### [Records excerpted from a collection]
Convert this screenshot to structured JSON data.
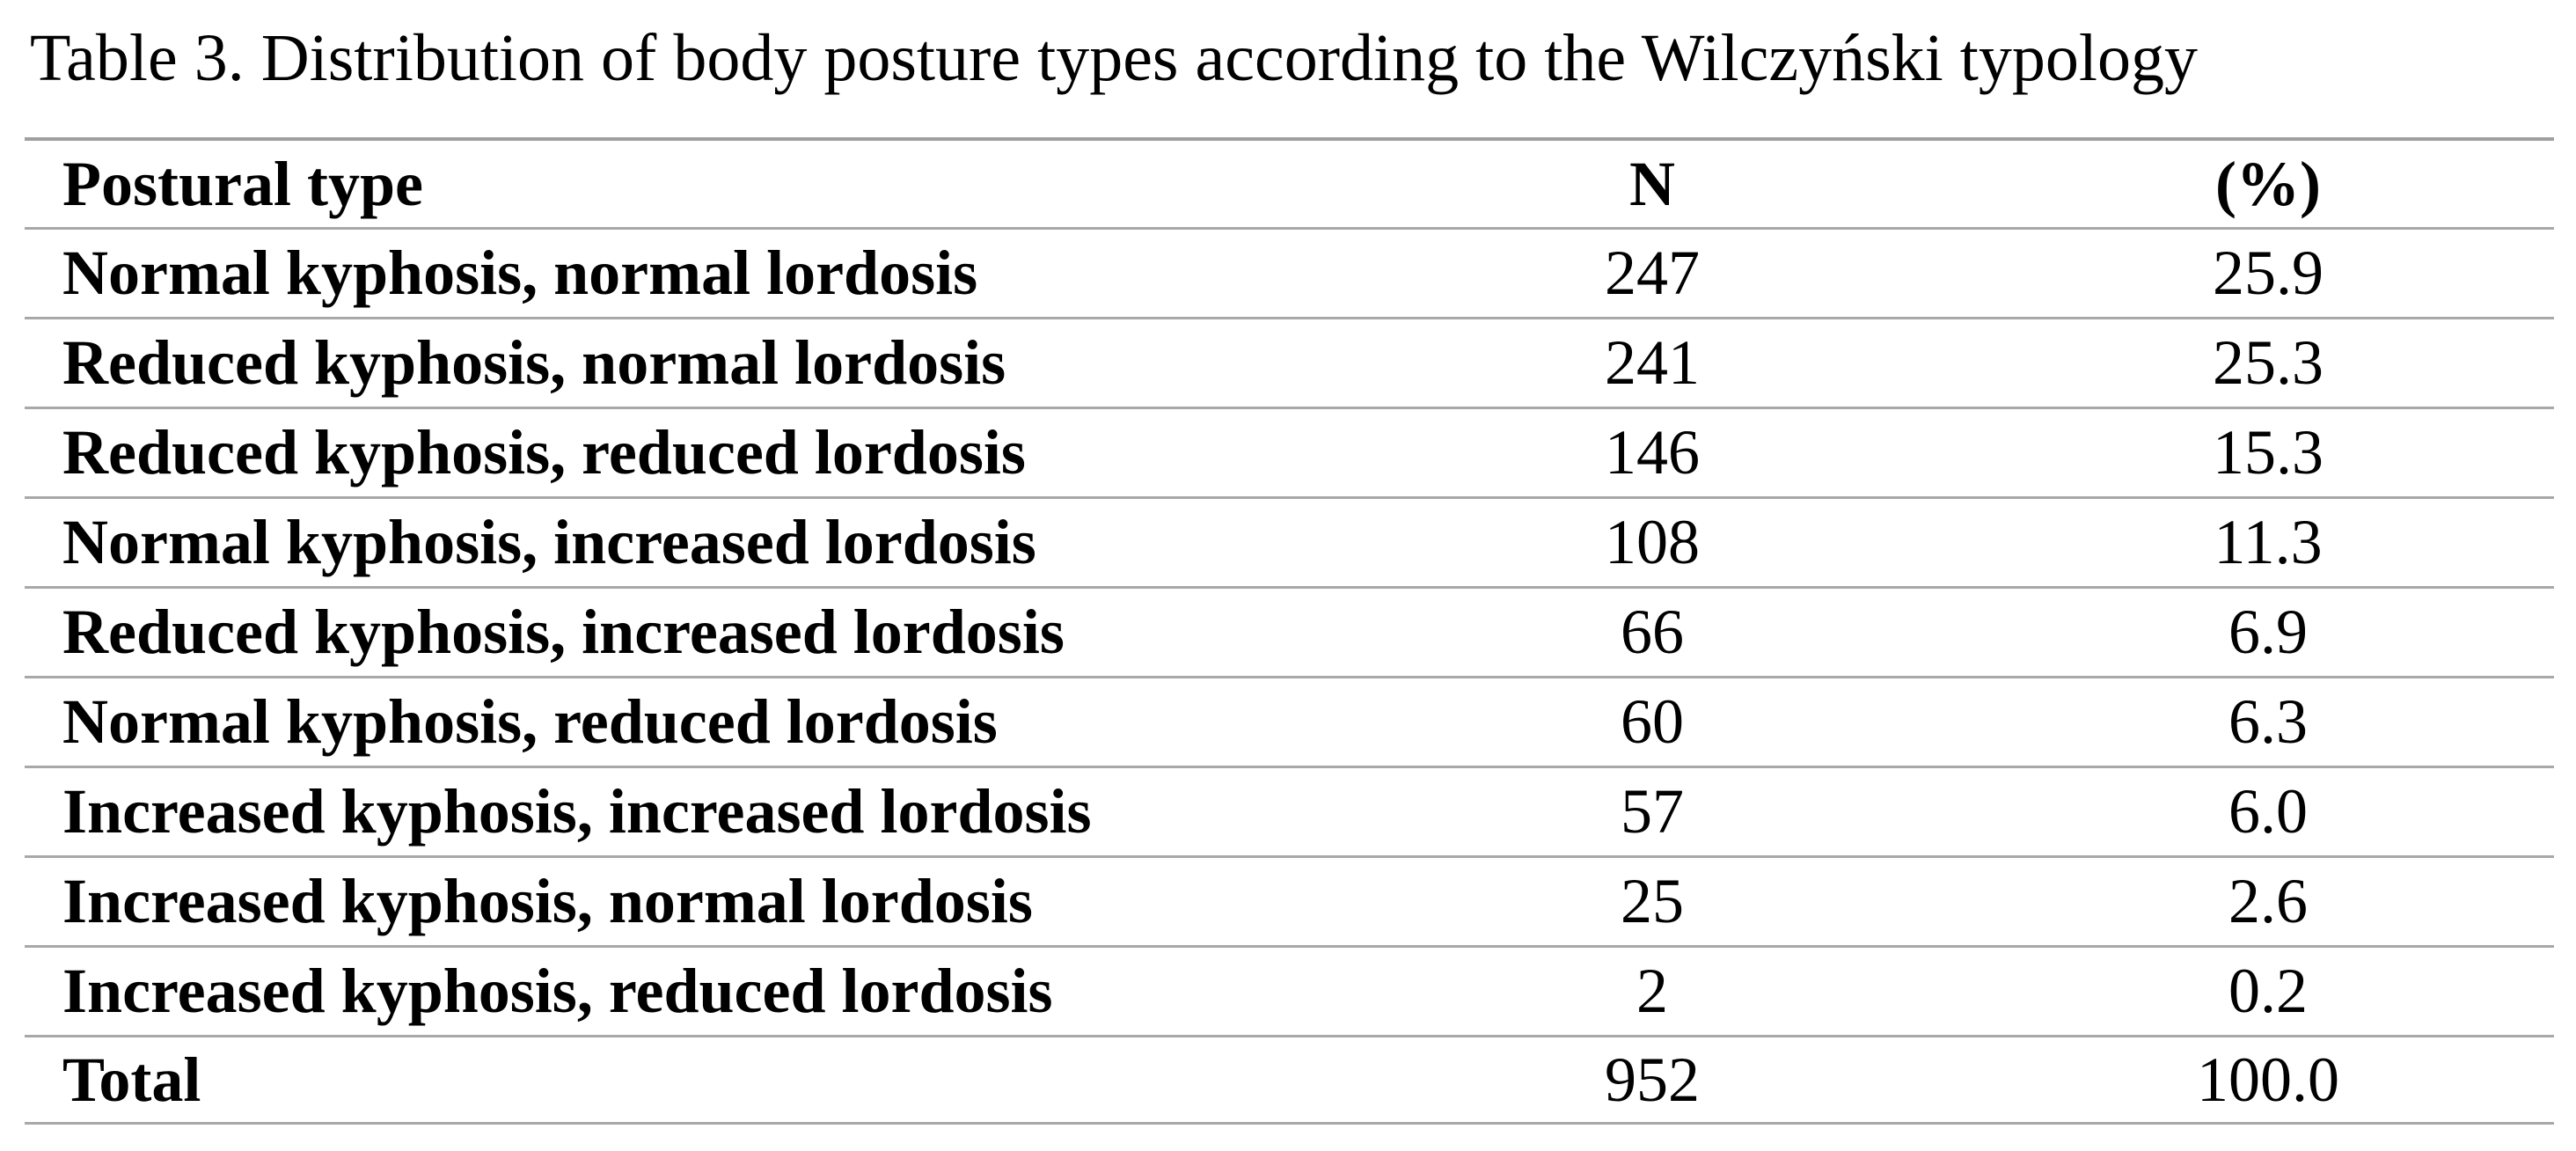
{
  "title": "Table 3. Distribution of body posture types according to the Wilczyński typology",
  "table": {
    "header": [
      "Postural type",
      "N",
      "(%)"
    ],
    "rows": [
      [
        "Normal kyphosis, normal lordosis",
        "247",
        "25.9"
      ],
      [
        "Reduced kyphosis, normal lordosis",
        "241",
        "25.3"
      ],
      [
        "Reduced kyphosis, reduced lordosis",
        "146",
        "15.3"
      ],
      [
        "Normal kyphosis, increased lordosis",
        "108",
        "11.3"
      ],
      [
        "Reduced kyphosis, increased lordosis",
        "66",
        "6.9"
      ],
      [
        "Normal kyphosis, reduced lordosis",
        "60",
        "6.3"
      ],
      [
        "Increased kyphosis, increased lordosis",
        "57",
        "6.0"
      ],
      [
        "Increased kyphosis, normal lordosis",
        "25",
        "2.6"
      ],
      [
        "Increased kyphosis, reduced lordosis",
        "2",
        "0.2"
      ],
      [
        "Total",
        "952",
        "100.0"
      ]
    ]
  }
}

### [What you should do]
Strip out the images, then output the records above word for word.

### [Output]
Convert this screenshot to structured JSON data.
{
  "title": "Table 3. Distribution of body posture types according to the Wilczyński typology",
  "table": {
    "header": [
      "Postural type",
      "N",
      "(%)"
    ],
    "rows": [
      [
        "Normal kyphosis, normal lordosis",
        "247",
        "25.9"
      ],
      [
        "Reduced kyphosis, normal lordosis",
        "241",
        "25.3"
      ],
      [
        "Reduced kyphosis, reduced lordosis",
        "146",
        "15.3"
      ],
      [
        "Normal kyphosis, increased lordosis",
        "108",
        "11.3"
      ],
      [
        "Reduced kyphosis, increased lordosis",
        "66",
        "6.9"
      ],
      [
        "Normal kyphosis, reduced lordosis",
        "60",
        "6.3"
      ],
      [
        "Increased kyphosis, increased lordosis",
        "57",
        "6.0"
      ],
      [
        "Increased kyphosis, normal lordosis",
        "25",
        "2.6"
      ],
      [
        "Increased kyphosis, reduced lordosis",
        "2",
        "0.2"
      ],
      [
        "Total",
        "952",
        "100.0"
      ]
    ]
  }
}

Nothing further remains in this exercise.